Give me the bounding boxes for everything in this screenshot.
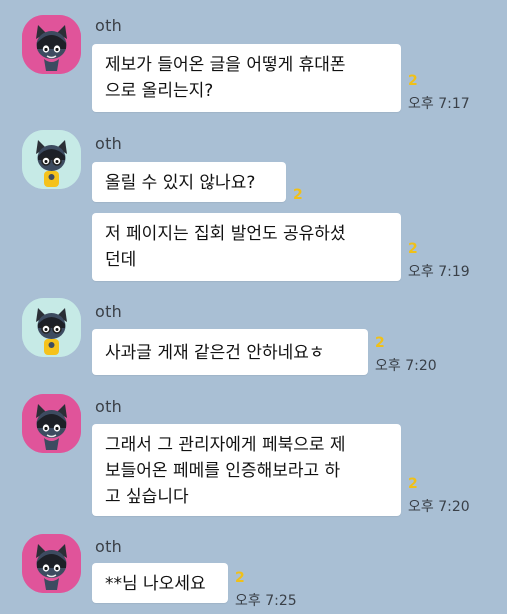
profile-avatar[interactable] xyxy=(22,394,81,453)
message-time: 오후 7:19 xyxy=(408,264,470,280)
message-line: **님 나오세요 xyxy=(105,574,206,594)
pink-cat-avatar-icon xyxy=(22,394,81,453)
message-line: 으로 올리는지? xyxy=(105,81,214,101)
message-time: 오후 7:20 xyxy=(408,499,470,515)
message-bubble[interactable]: 제보가 들어온 글을 어떻게 휴대폰 으로 올리는지? xyxy=(92,44,401,112)
pink-cat-avatar-icon xyxy=(22,534,81,593)
message-bubble[interactable]: 그래서 그 관리자에게 페북으로 제 보들어온 페메를 인증해보라고 하 고 싶… xyxy=(92,424,401,516)
message-bubble[interactable]: 사과글 게재 같은건 안하네요ㅎ xyxy=(92,329,368,375)
message-bubble[interactable]: **님 나오세요 xyxy=(92,563,228,603)
message-line: 그래서 그 관리자에게 페북으로 제 xyxy=(105,435,346,455)
message-time: 오후 7:25 xyxy=(235,593,297,609)
message-bubble[interactable]: 저 페이지는 집회 발언도 공유하셨 던데 xyxy=(92,213,401,281)
sender-name: oth xyxy=(95,302,123,321)
profile-avatar[interactable] xyxy=(22,298,81,357)
unread-count: 2 xyxy=(408,73,418,89)
message-line: 던데 xyxy=(105,250,137,270)
sender-name: oth xyxy=(95,537,123,556)
unread-count: 2 xyxy=(235,570,245,586)
profile-avatar[interactable] xyxy=(22,130,81,189)
message-line: 제보가 들어온 글을 어떻게 휴대폰 xyxy=(105,55,346,75)
message-line: 고 싶습니다 xyxy=(105,487,189,507)
unread-count: 2 xyxy=(408,241,418,257)
message-line: 저 페이지는 집회 발언도 공유하셨 xyxy=(105,224,346,244)
profile-avatar[interactable] xyxy=(22,15,81,74)
pink-cat-avatar-icon xyxy=(22,15,81,74)
message-line: 사과글 게재 같은건 안하네요ㅎ xyxy=(105,343,325,363)
unread-count: 2 xyxy=(293,187,303,203)
message-bubble[interactable]: 올릴 수 있지 않나요? xyxy=(92,162,286,202)
message-time: 오후 7:17 xyxy=(408,96,470,112)
message-time: 오후 7:20 xyxy=(375,358,437,374)
message-line: 올릴 수 있지 않나요? xyxy=(105,173,256,193)
profile-avatar[interactable] xyxy=(22,534,81,593)
mint-cat-avatar-icon xyxy=(22,298,81,357)
mint-cat-avatar-icon xyxy=(22,130,81,189)
sender-name: oth xyxy=(95,134,123,153)
sender-name: oth xyxy=(95,397,123,416)
unread-count: 2 xyxy=(375,335,385,351)
message-line: 보들어온 페메를 인증해보라고 하 xyxy=(105,461,341,481)
unread-count: 2 xyxy=(408,476,418,492)
sender-name: oth xyxy=(95,16,123,35)
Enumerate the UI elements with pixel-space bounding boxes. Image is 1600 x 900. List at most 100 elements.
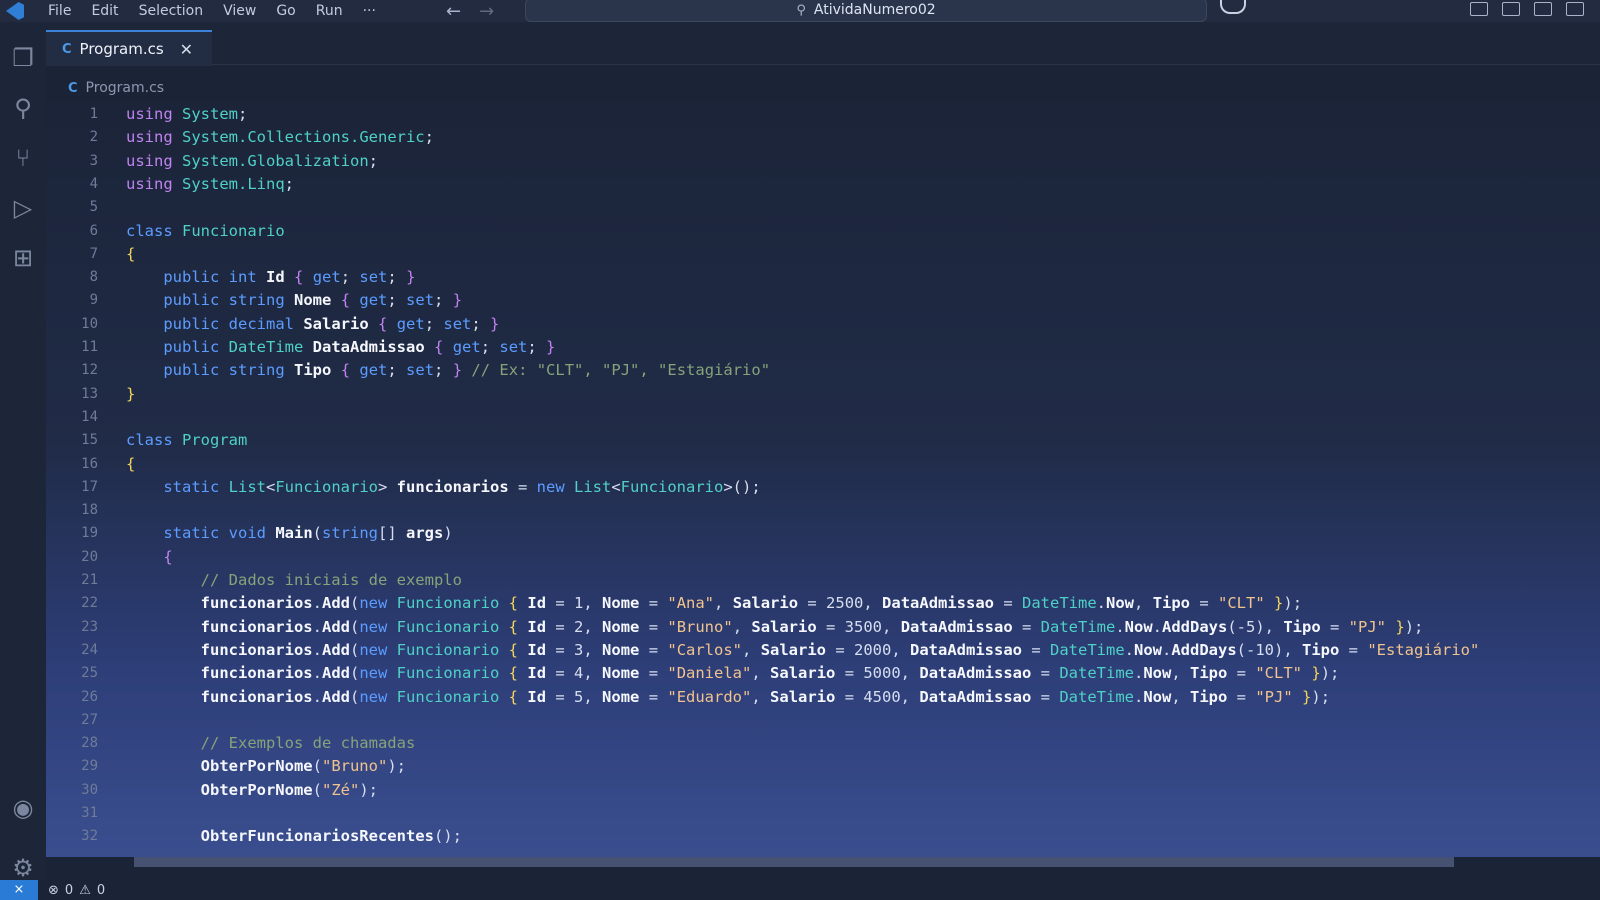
code-text[interactable]: {	[126, 452, 135, 476]
line-number: 32	[81, 828, 98, 845]
forward-arrow-icon[interactable]: →	[479, 1, 494, 22]
nav-arrows: ← →	[446, 1, 494, 22]
code-text[interactable]: funcionarios.Add(new Funcionario { Id = …	[126, 591, 1302, 615]
code-text[interactable]: ObterFuncionariosRecentes();	[126, 824, 462, 848]
toggle-panel-icon[interactable]	[1502, 2, 1520, 16]
code-text[interactable]: {	[126, 545, 172, 569]
code-text[interactable]: using System;	[126, 102, 247, 126]
run-debug-icon[interactable]: ▷	[9, 194, 37, 222]
search-view-icon[interactable]: ⚲	[9, 94, 37, 122]
code-text[interactable]: funcionarios.Add(new Funcionario { Id = …	[126, 661, 1340, 685]
line-number: 5	[89, 199, 98, 216]
horizontal-scrollbar[interactable]	[134, 857, 1454, 867]
code-text[interactable]: {	[126, 242, 135, 266]
title-bar: File Edit Selection View Go Run ··· ← → …	[0, 0, 1600, 22]
csharp-file-icon: C	[68, 80, 78, 96]
line-number: 24	[81, 641, 98, 658]
csharp-file-icon: C	[62, 41, 72, 57]
source-control-icon[interactable]: ⑂	[9, 144, 37, 172]
line-number: 18	[81, 502, 98, 519]
tab-label: Program.cs	[79, 40, 164, 58]
problems-indicator[interactable]: ⊗ 0 ⚠ 0	[48, 883, 105, 898]
toggle-primary-sidebar-icon[interactable]	[1470, 2, 1488, 16]
line-number: 3	[89, 152, 98, 169]
back-arrow-icon[interactable]: ←	[446, 1, 461, 22]
code-text[interactable]: class Program	[126, 428, 247, 452]
customize-layout-icon[interactable]	[1566, 2, 1584, 16]
line-number: 26	[81, 688, 98, 705]
line-number: 22	[81, 595, 98, 612]
code-text[interactable]: // Dados iniciais de exemplo	[126, 568, 462, 592]
line-number: 13	[81, 385, 98, 402]
workspace-title: AtividaNumero02	[813, 2, 936, 18]
line-number: 11	[81, 339, 98, 355]
code-text[interactable]: class Funcionario	[126, 219, 285, 243]
line-number: 9	[89, 292, 98, 309]
menu-edit[interactable]: Edit	[81, 0, 128, 22]
line-number: 6	[89, 222, 98, 239]
search-icon: ⚲	[796, 2, 806, 18]
line-number: 15	[81, 432, 98, 449]
line-number: 30	[81, 781, 98, 798]
extensions-icon[interactable]: ⊞	[9, 244, 37, 272]
code-text[interactable]: ObterPorNome("Bruno");	[126, 754, 406, 778]
line-number: 2	[89, 129, 98, 146]
tab-program-cs[interactable]: C Program.cs ✕	[46, 30, 212, 66]
code-text[interactable]: public decimal Salario { get; set; }	[126, 312, 499, 336]
breadcrumb-file[interactable]: Program.cs	[86, 80, 165, 96]
menu-view[interactable]: View	[213, 0, 266, 22]
code-text[interactable]: // Exemplos de chamadas	[126, 731, 416, 755]
code-text[interactable]: public string Tipo { get; set; } // Ex: …	[126, 358, 770, 382]
code-editor[interactable]: 1 using System; 2 using System.Collections.…	[46, 102, 1600, 857]
line-number: 28	[81, 735, 98, 752]
code-text[interactable]: static List<Funcionario> funcionarios = …	[126, 475, 760, 499]
line-number: 10	[81, 315, 98, 332]
code-text[interactable]: funcionarios.Add(new Funcionario { Id = …	[126, 685, 1330, 709]
code-text[interactable]: using System.Globalization;	[126, 149, 378, 173]
code-text[interactable]: public DateTime DataAdmissao { get; set;…	[126, 335, 555, 359]
code-text[interactable]: funcionarios.Add(new Funcionario { Id = …	[126, 615, 1424, 639]
close-icon[interactable]: ✕	[180, 40, 193, 59]
status-bar: ⨯ ⊗ 0 ⚠ 0	[0, 880, 1600, 900]
layout-controls	[1470, 2, 1584, 16]
error-count: 0	[64, 882, 74, 898]
line-number: 4	[89, 175, 98, 192]
menu-more[interactable]: ···	[353, 0, 386, 22]
remote-indicator-icon[interactable]: ⨯	[0, 880, 38, 900]
line-number: 7	[89, 245, 98, 262]
code-text[interactable]: ObterPorNome("Zé");	[126, 778, 378, 802]
code-text[interactable]: }	[126, 382, 135, 406]
code-text[interactable]: static void Main(string[] args)	[126, 521, 452, 545]
copilot-icon[interactable]	[1220, 0, 1246, 14]
code-text[interactable]: using System.Linq;	[126, 172, 294, 196]
error-icon: ⊗	[48, 882, 59, 898]
command-center-search[interactable]: ⚲ AtividaNumero02	[525, 0, 1207, 22]
line-number: 1	[89, 106, 98, 122]
menu-file[interactable]: File	[38, 0, 81, 22]
menu-selection[interactable]: Selection	[129, 0, 214, 22]
line-number: 25	[81, 665, 98, 682]
warning-icon: ⚠	[79, 882, 91, 898]
code-text[interactable]: public string Nome { get; set; }	[126, 288, 462, 312]
settings-gear-icon[interactable]: ⚙	[9, 854, 37, 882]
line-number: 20	[81, 548, 98, 565]
line-number: 14	[81, 408, 98, 425]
menu-bar: File Edit Selection View Go Run ···	[38, 0, 386, 22]
line-number: 29	[81, 758, 98, 775]
toggle-secondary-sidebar-icon[interactable]	[1534, 2, 1552, 16]
line-number: 31	[81, 805, 98, 821]
activity-bar: ❐ ⚲ ⑂ ▷ ⊞ ◉ ⚙	[0, 22, 46, 882]
menu-run[interactable]: Run	[306, 0, 353, 22]
line-number: 16	[81, 455, 98, 472]
menu-go[interactable]: Go	[266, 0, 305, 22]
line-number: 12	[81, 362, 98, 379]
explorer-icon[interactable]: ❐	[9, 44, 37, 72]
line-number: 8	[89, 269, 98, 286]
code-text[interactable]: using System.Collections.Generic;	[126, 125, 434, 149]
accounts-icon[interactable]: ◉	[9, 794, 37, 822]
line-number: 17	[81, 478, 98, 495]
code-text[interactable]: funcionarios.Add(new Funcionario { Id = …	[126, 638, 1480, 662]
vscode-logo-icon	[6, 2, 24, 20]
code-text[interactable]: public int Id { get; set; }	[126, 265, 415, 289]
line-number: 19	[81, 525, 98, 542]
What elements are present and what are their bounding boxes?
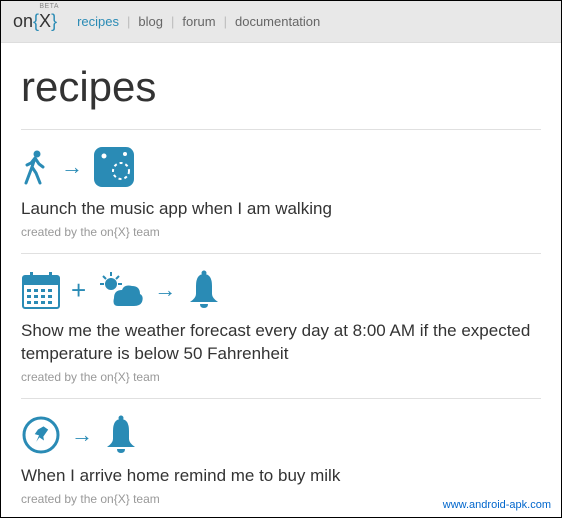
bell-icon	[186, 270, 222, 310]
recipe-item[interactable]: + → S	[21, 253, 541, 398]
recipe-title: Show me the weather forecast every day a…	[21, 320, 541, 366]
nav: recipes | blog | forum | documentation	[73, 14, 324, 29]
logo-brace-close: }	[51, 11, 57, 31]
nav-separator: |	[224, 14, 227, 29]
header: BETA on{X} recipes | blog | forum | docu…	[1, 1, 561, 43]
app-tile-icon	[93, 146, 135, 188]
arrow-icon: →	[154, 279, 176, 301]
recipe-author: created by the on{X} team	[21, 225, 541, 239]
calendar-icon	[21, 270, 61, 310]
beta-badge: BETA	[39, 3, 59, 10]
logo-x: X	[39, 11, 51, 31]
recipe-author: created by the on{X} team	[21, 370, 541, 384]
plus-icon: +	[71, 277, 86, 303]
content: recipes → Launch the music app when I am…	[1, 43, 561, 520]
nav-recipes[interactable]: recipes	[73, 14, 123, 29]
nav-separator: |	[171, 14, 174, 29]
walking-icon	[21, 149, 51, 185]
nav-forum[interactable]: forum	[178, 14, 219, 29]
arrow-icon: →	[61, 156, 83, 178]
nav-documentation[interactable]: documentation	[231, 14, 324, 29]
recipe-icons: + →	[21, 270, 541, 310]
recipe-title: Launch the music app when I am walking	[21, 198, 541, 221]
watermark: www.android-apk.com	[443, 499, 551, 511]
logo-on: on	[13, 11, 33, 31]
weather-icon	[96, 270, 144, 310]
bell-icon	[103, 415, 139, 455]
nav-separator: |	[127, 14, 130, 29]
recipe-title: When I arrive home remind me to buy milk	[21, 465, 541, 488]
recipe-item[interactable]: → Launch the music app when I am walking…	[21, 129, 541, 253]
recipe-icons: →	[21, 146, 541, 188]
recipe-icons: →	[21, 415, 541, 455]
page-title: recipes	[21, 63, 541, 111]
logo[interactable]: BETA on{X}	[13, 11, 57, 32]
nav-blog[interactable]: blog	[134, 14, 167, 29]
arrow-icon: →	[71, 424, 93, 446]
pin-circle-icon	[21, 415, 61, 455]
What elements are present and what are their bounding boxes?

--

# The exercise:
Turn the entries from the line containing "270, 222, 310]" through the line containing "11, 51, 31]" into a JSON list of strings, with one string per line and blank lines left out.

# Written response:
[
  "bell-icon\t[186, 270, 222, 310]",
  "recipe-item[interactable]: + → S\t[21, 253, 541, 398]",
  "recipe-title: Show me the weather forecast every day a…\t[21, 320, 541, 366]",
  "nav: recipes | blog | forum | documentation\t[73, 14, 324, 29]",
  "logo-brace-close: }\t[51, 11, 57, 31]",
  "nav-separator: |\t[224, 14, 227, 29]",
  "header: BETA on{X} recipes | blog | forum | docu…\t[1, 1, 561, 43]",
  "app-tile-icon\t[93, 146, 135, 188]",
  "arrow-icon: →\t[154, 279, 176, 301]",
  "recipe-author: created by the on{X} team\t[21, 225, 541, 239]",
  "calendar-icon\t[21, 270, 61, 310]",
  "beta-badge: BETA\t[39, 3, 59, 10]",
  "logo-x: X\t[39, 11, 51, 31]"
]